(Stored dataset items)
#####

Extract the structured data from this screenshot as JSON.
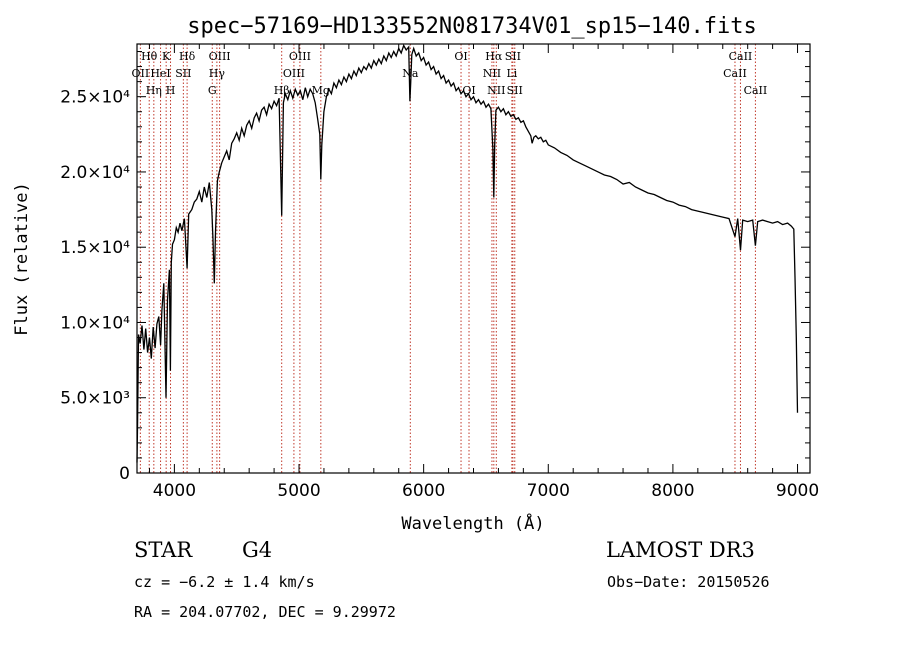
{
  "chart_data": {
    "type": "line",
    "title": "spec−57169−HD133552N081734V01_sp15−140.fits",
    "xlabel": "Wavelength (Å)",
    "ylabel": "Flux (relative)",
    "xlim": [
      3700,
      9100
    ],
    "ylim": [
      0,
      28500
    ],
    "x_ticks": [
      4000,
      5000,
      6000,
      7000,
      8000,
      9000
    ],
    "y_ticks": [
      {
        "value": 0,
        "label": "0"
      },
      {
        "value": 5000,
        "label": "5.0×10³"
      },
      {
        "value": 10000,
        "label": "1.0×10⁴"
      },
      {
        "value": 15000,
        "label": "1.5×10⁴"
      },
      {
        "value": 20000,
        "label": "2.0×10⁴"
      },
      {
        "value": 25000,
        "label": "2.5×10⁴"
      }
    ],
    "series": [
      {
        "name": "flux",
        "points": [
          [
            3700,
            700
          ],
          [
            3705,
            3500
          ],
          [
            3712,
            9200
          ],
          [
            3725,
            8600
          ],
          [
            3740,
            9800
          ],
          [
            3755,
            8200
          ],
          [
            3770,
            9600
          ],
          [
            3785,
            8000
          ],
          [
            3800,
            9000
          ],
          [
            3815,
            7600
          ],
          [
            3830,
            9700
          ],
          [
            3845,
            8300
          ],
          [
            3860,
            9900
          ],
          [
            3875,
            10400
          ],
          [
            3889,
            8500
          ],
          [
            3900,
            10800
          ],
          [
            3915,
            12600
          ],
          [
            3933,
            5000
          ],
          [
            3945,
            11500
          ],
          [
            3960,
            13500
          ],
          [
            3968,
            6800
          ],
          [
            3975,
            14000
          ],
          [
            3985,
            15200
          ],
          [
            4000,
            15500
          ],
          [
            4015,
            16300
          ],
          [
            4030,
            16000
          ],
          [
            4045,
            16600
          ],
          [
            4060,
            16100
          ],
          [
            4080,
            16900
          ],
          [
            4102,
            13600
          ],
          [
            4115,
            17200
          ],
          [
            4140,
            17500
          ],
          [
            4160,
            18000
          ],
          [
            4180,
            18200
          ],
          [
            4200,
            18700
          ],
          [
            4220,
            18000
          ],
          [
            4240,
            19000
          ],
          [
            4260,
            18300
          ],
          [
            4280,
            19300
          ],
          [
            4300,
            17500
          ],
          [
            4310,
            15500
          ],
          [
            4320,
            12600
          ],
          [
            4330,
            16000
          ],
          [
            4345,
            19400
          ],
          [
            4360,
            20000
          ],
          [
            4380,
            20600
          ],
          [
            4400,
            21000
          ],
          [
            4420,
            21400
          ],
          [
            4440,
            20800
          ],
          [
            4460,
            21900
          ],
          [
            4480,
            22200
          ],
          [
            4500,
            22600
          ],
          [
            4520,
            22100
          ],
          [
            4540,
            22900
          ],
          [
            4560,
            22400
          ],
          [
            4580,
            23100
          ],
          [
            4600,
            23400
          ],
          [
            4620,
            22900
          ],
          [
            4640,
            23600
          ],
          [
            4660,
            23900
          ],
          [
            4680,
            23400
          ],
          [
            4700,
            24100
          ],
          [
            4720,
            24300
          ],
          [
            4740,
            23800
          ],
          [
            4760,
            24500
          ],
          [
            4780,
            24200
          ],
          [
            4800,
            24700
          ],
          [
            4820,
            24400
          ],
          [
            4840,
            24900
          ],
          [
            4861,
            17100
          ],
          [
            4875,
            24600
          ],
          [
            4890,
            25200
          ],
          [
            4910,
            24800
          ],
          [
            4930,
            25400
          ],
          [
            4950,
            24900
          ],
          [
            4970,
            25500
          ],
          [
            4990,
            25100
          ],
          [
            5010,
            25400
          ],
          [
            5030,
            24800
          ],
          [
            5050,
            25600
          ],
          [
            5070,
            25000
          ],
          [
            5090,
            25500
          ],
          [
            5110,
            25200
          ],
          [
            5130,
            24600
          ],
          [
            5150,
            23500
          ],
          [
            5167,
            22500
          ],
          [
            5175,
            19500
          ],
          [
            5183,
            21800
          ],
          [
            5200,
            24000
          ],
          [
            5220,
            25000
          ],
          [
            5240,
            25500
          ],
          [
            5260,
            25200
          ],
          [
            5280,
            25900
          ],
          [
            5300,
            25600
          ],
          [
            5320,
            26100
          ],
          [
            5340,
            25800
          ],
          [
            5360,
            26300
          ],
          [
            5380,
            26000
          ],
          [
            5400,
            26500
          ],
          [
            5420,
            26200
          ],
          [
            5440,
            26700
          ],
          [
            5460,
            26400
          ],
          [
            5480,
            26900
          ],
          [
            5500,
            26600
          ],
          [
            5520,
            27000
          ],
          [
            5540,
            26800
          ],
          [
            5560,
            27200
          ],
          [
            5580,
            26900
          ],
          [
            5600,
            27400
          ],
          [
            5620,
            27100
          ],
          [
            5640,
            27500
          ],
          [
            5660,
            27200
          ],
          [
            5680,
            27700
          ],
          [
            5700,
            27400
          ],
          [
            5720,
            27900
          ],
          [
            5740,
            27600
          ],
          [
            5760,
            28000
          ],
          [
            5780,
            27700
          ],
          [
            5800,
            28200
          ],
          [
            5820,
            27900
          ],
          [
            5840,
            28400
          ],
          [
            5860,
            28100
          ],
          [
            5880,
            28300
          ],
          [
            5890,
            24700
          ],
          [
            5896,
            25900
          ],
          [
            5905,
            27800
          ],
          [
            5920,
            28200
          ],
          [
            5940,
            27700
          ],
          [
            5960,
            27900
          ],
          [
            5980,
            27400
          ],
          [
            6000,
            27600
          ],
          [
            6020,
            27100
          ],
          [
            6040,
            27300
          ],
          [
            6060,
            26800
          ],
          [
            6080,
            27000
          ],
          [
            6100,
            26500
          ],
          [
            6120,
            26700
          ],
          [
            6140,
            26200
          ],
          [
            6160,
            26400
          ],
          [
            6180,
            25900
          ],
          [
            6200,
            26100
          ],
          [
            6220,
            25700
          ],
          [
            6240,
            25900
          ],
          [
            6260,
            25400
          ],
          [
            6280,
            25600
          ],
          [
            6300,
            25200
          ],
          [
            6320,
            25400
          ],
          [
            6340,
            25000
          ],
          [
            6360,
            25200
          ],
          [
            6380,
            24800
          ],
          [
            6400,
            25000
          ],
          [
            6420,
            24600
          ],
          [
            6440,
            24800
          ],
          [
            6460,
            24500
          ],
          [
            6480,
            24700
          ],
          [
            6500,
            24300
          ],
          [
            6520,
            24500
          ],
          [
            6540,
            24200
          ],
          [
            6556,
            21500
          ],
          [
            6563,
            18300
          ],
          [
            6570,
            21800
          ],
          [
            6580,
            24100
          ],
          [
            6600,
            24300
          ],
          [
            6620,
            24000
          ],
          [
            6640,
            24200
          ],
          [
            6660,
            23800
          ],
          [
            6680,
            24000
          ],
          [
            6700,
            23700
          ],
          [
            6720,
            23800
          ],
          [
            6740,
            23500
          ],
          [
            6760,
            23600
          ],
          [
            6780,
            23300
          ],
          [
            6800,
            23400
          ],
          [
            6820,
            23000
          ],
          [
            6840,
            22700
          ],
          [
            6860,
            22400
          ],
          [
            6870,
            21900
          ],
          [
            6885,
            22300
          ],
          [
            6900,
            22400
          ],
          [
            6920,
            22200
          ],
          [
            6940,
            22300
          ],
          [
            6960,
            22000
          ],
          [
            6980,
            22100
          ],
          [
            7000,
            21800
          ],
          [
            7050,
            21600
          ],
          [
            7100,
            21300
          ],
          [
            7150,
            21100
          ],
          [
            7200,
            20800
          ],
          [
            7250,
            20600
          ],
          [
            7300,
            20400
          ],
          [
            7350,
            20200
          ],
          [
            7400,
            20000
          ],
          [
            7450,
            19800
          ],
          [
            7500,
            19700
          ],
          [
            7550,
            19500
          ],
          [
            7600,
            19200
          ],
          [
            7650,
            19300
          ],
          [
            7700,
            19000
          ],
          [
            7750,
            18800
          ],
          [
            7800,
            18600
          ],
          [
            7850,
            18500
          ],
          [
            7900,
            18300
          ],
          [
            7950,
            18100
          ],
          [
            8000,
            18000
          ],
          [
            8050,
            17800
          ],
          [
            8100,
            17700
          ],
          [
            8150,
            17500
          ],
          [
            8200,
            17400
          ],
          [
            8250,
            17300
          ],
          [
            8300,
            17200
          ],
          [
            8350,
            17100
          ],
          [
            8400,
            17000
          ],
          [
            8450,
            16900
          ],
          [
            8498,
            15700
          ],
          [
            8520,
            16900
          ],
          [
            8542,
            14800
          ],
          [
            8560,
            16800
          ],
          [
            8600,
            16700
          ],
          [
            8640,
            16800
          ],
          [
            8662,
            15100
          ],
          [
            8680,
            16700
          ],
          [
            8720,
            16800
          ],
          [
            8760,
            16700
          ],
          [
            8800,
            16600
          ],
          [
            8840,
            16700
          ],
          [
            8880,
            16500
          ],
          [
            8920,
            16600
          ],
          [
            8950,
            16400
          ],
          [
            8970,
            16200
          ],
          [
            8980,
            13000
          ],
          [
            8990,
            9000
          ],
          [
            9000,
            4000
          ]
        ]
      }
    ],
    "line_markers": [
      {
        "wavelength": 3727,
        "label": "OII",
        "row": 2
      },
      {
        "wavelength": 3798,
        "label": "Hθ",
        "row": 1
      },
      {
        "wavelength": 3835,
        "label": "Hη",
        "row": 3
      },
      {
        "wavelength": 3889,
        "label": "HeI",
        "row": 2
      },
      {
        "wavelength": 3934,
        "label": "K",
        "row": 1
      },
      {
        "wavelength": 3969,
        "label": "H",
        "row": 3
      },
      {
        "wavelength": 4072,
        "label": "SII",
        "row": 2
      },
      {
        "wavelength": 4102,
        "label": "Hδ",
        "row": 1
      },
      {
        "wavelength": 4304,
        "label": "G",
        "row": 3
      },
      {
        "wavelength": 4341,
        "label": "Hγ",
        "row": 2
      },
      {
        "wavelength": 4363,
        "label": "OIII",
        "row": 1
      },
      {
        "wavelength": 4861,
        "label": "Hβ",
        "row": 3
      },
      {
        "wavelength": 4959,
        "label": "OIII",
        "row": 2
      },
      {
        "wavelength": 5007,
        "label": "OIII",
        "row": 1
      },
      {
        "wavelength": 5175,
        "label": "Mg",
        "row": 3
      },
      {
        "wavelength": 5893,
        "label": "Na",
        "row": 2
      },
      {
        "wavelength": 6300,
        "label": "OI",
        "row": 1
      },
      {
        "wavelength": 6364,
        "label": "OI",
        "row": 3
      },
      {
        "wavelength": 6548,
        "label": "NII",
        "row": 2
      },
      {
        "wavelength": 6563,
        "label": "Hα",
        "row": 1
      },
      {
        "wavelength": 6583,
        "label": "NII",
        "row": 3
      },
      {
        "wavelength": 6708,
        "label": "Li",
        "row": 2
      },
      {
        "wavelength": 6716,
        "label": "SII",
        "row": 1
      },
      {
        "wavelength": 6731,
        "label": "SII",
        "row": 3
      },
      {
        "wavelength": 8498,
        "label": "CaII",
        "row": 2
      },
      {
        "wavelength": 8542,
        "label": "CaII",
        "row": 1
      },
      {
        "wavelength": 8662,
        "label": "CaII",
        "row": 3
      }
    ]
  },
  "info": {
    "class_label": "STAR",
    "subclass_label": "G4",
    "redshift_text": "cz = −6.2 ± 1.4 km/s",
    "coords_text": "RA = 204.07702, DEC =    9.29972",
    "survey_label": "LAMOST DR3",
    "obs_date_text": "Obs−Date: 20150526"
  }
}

#####

Job: Pull out each line holding the string "value".

Exercise solution:
        "value": 0,
        "value": 5000,
        "value": 10000,
        "value": 15000,
        "value": 20000,
        "value": 25000,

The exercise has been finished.